───── WORKING DATA ─────

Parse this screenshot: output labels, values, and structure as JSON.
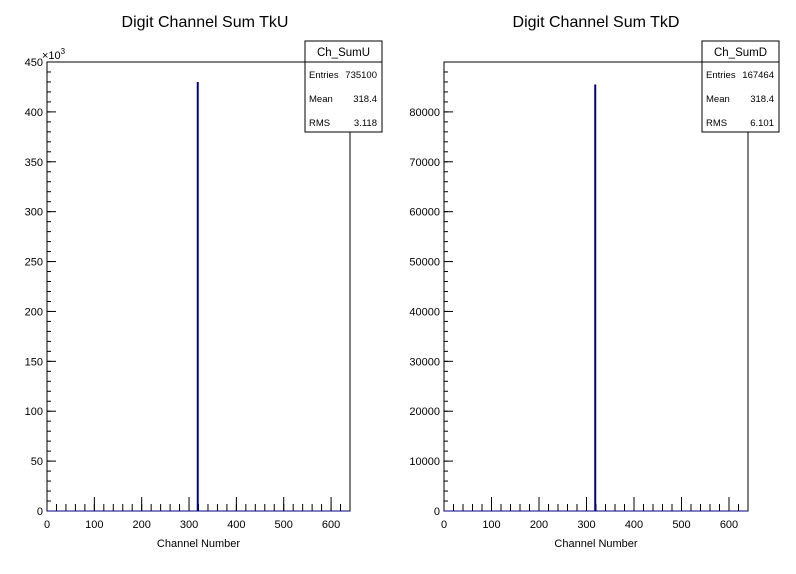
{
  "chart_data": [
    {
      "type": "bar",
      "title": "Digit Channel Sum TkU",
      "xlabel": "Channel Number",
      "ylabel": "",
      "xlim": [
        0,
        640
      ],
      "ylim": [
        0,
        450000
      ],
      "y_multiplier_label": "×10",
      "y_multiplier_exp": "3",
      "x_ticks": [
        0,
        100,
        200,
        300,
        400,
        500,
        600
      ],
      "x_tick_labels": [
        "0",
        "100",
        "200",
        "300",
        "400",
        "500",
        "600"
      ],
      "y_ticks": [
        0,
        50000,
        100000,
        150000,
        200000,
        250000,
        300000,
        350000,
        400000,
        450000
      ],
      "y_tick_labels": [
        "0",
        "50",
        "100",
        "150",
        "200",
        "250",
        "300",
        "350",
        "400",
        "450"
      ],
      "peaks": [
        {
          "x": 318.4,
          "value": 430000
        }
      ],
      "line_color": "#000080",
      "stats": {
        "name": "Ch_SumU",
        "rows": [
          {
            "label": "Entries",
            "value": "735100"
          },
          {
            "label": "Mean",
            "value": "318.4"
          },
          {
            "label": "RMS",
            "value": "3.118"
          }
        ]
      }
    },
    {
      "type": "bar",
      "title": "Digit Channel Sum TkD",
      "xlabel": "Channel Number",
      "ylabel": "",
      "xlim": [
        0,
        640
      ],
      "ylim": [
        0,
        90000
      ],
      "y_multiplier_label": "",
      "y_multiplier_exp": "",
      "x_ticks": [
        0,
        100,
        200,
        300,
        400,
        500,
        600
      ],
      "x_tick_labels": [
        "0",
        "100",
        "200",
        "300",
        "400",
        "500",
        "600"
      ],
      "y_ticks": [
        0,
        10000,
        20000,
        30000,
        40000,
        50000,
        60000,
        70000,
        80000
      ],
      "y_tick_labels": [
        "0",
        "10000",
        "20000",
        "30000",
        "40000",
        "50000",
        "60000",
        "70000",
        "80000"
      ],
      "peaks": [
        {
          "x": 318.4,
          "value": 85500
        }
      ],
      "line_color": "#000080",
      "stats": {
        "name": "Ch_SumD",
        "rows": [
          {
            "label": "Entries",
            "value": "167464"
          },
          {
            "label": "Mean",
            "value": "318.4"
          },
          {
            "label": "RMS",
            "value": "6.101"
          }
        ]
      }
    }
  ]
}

─────
───── WORKING DATA ─────

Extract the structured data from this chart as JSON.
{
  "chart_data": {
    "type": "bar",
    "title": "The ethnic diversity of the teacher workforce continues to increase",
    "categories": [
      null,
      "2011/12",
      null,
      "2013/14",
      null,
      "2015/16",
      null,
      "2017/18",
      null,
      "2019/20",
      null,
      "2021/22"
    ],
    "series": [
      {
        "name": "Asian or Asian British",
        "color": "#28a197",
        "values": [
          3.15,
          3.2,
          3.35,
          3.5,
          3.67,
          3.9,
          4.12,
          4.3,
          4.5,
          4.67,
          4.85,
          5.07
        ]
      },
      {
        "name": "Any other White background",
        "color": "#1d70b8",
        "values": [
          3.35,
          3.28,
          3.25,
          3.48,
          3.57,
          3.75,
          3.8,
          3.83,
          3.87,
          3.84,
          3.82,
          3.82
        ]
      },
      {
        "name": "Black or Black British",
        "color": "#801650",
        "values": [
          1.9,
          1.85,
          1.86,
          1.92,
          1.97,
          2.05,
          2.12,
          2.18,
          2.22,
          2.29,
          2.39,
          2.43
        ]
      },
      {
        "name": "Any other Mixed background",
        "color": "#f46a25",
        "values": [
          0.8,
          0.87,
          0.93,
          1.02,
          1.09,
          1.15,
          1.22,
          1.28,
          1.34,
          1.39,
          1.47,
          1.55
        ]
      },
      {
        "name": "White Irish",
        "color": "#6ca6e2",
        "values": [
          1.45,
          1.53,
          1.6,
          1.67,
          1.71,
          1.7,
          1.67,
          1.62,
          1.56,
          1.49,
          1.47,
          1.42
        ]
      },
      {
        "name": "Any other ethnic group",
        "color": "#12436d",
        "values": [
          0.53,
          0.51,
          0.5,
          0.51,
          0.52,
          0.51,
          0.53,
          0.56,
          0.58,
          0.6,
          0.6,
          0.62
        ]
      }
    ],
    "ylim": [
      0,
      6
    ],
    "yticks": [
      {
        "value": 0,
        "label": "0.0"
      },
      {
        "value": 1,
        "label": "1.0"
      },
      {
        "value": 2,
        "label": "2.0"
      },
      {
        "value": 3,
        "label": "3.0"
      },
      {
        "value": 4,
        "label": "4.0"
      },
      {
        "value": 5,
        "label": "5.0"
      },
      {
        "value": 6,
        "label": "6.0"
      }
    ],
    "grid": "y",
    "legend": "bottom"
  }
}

─────

# PROBLEM DETAILS
Point out every line holding the string "British" and copy it.

# PROBLEM SOLUTION
        "name": "Asian or Asian British",
        "name": "Black or Black British",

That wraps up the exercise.